(Records)

▽

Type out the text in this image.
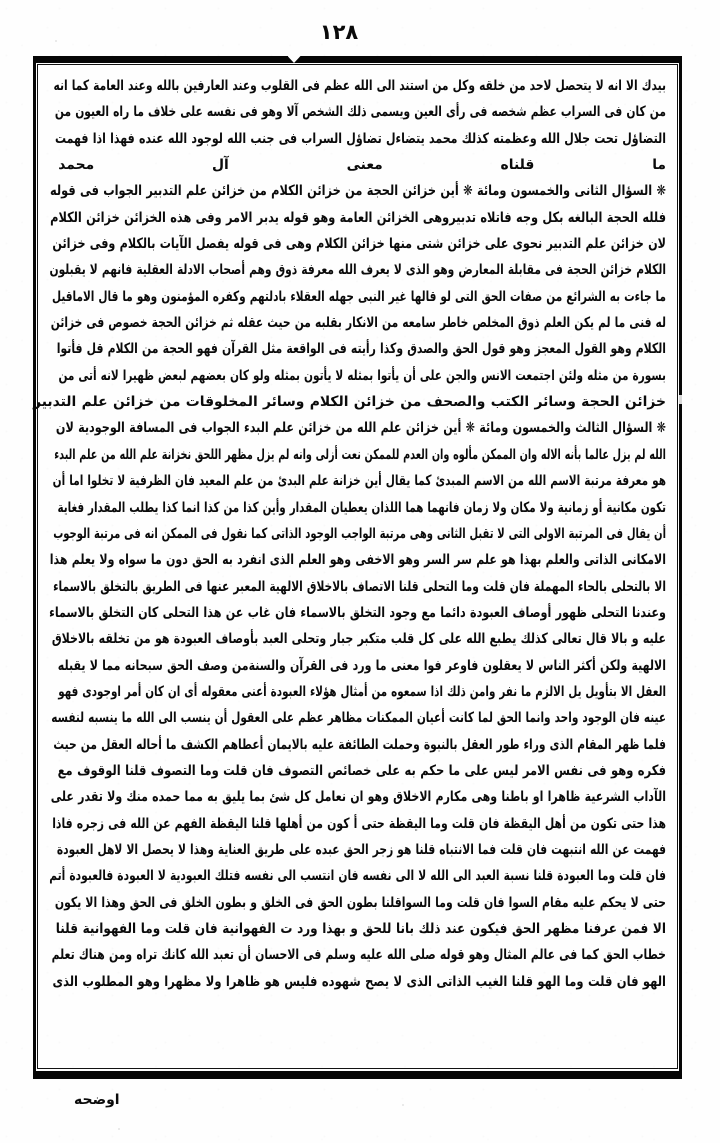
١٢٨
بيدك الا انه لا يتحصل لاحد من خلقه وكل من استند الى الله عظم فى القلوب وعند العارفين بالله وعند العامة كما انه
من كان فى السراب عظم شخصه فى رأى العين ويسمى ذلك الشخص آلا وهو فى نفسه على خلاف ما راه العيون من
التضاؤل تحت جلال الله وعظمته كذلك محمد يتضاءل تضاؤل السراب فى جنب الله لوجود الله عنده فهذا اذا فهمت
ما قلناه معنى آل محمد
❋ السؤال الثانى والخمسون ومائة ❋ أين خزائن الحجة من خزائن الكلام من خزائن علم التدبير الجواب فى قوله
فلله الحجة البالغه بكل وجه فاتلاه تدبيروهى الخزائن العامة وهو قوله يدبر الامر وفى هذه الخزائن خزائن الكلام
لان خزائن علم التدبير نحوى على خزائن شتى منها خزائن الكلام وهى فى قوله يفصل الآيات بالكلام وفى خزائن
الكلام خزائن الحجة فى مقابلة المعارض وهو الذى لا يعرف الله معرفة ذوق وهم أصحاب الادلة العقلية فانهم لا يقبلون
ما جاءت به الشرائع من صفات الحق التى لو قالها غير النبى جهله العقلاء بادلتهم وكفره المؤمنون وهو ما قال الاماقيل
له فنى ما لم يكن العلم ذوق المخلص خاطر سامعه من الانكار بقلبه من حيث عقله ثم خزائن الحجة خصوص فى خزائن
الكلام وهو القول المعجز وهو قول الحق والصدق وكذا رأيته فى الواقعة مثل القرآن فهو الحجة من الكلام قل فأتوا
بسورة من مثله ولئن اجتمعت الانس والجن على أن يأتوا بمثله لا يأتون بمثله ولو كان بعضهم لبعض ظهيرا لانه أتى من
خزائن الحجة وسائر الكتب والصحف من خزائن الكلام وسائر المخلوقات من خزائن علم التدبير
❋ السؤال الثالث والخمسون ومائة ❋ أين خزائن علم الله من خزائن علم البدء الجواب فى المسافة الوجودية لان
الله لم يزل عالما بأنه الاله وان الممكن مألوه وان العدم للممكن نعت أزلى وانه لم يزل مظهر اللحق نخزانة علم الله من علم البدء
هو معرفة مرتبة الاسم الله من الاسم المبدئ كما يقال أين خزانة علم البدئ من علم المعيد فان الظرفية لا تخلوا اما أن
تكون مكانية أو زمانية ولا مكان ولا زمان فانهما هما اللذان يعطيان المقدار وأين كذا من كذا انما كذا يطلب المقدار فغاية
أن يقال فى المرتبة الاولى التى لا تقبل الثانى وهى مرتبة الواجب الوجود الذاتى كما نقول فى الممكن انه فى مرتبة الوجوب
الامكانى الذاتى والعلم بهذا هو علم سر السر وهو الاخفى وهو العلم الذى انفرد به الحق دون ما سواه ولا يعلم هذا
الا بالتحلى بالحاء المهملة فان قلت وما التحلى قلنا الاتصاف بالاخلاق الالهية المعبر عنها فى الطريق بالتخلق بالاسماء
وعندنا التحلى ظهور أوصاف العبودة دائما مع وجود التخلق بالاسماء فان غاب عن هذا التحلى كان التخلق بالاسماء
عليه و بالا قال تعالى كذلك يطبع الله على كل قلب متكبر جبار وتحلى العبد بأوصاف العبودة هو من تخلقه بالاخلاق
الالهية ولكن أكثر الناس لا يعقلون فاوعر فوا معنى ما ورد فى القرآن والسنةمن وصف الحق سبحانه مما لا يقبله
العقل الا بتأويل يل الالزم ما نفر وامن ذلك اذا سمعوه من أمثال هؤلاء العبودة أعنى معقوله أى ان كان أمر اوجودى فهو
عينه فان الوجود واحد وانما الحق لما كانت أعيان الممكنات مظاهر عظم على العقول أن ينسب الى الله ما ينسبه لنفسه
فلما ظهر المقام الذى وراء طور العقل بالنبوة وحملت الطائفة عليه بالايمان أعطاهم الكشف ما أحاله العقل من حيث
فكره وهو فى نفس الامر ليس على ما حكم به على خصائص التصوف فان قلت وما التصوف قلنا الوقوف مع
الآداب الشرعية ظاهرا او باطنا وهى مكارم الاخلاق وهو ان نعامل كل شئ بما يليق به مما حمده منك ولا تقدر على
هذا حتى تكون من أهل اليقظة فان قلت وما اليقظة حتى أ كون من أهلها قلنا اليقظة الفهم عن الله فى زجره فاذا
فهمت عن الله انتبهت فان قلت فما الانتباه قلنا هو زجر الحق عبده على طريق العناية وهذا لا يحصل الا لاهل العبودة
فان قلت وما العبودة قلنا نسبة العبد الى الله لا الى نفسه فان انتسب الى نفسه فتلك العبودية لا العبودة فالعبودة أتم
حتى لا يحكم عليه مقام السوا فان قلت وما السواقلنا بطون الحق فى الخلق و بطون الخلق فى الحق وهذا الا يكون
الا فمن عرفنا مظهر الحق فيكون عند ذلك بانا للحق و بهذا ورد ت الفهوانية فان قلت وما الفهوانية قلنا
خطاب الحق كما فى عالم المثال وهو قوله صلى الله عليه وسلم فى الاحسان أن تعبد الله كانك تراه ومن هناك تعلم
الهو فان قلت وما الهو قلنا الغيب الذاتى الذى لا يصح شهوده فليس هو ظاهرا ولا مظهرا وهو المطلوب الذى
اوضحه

△

• **Task to complete**:
Report back each line of the entries that holds the string "الذاتى".

• **Solution**:
أن يقال فى المرتبة الاولى التى لا تقبل الثانى وهى مرتبة الواجب الوجود الذاتى كما نقول فى الممكن انه فى مرتبة الوجوب
الامكانى الذاتى والعلم بهذا هو علم سر السر وهو الاخفى وهو العلم الذى انفرد به الحق دون ما سواه ولا يعلم هذا
الهو فان قلت وما الهو قلنا الغيب الذاتى الذى لا يصح شهوده فليس هو ظاهرا ولا مظهرا وهو المطلوب الذى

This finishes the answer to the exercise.